Material supplied:
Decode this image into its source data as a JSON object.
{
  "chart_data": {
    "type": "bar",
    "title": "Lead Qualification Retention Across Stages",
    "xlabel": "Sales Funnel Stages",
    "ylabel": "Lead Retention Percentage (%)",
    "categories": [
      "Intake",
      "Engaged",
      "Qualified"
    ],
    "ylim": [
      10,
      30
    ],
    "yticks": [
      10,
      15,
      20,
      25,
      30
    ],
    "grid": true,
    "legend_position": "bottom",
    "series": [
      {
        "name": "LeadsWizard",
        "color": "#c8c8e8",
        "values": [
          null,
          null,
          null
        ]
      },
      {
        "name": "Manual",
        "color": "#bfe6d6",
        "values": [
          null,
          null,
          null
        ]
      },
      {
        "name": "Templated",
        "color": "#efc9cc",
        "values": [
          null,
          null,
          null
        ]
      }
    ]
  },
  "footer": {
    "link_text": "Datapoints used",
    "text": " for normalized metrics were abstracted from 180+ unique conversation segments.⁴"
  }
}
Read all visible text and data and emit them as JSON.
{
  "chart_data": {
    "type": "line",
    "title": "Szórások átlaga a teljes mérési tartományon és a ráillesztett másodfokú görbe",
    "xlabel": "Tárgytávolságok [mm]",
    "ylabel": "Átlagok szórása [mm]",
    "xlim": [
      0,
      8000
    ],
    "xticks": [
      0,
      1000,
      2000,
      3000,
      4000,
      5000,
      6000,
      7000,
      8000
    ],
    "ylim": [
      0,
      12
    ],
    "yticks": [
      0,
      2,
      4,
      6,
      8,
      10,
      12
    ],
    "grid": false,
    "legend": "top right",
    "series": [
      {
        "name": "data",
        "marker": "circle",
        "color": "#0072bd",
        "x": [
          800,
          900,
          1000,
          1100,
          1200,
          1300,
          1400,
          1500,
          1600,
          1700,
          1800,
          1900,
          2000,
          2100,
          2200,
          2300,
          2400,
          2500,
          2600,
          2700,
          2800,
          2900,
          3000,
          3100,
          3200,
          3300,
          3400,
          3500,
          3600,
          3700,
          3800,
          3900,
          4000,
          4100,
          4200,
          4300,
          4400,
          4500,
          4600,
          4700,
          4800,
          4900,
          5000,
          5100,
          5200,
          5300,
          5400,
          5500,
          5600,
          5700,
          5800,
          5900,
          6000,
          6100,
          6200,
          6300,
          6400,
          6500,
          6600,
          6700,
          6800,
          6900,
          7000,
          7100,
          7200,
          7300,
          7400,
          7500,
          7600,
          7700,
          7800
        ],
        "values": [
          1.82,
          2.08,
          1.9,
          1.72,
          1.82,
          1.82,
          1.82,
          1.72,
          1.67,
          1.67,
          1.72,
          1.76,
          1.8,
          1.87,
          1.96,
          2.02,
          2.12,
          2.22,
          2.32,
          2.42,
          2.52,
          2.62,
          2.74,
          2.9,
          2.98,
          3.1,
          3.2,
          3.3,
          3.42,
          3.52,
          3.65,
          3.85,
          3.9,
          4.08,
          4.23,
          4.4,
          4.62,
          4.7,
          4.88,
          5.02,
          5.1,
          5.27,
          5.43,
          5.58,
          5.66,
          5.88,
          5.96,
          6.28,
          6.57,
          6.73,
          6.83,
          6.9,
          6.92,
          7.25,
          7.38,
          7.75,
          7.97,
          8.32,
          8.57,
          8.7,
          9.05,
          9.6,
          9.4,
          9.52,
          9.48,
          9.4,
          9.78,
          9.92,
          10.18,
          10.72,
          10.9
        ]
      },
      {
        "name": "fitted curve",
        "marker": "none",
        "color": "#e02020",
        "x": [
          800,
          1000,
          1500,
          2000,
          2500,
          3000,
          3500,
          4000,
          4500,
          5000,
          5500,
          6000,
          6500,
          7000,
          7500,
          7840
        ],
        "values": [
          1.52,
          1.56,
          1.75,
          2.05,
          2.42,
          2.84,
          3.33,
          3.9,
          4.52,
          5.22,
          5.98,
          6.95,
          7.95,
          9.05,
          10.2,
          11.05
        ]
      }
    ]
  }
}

Exercise requirements:
Report every line containing the word "Stages" from the listing above.

Task result:
    "title": "Lead Qualification Retention Across Stages",
    "xlabel": "Sales Funnel Stages",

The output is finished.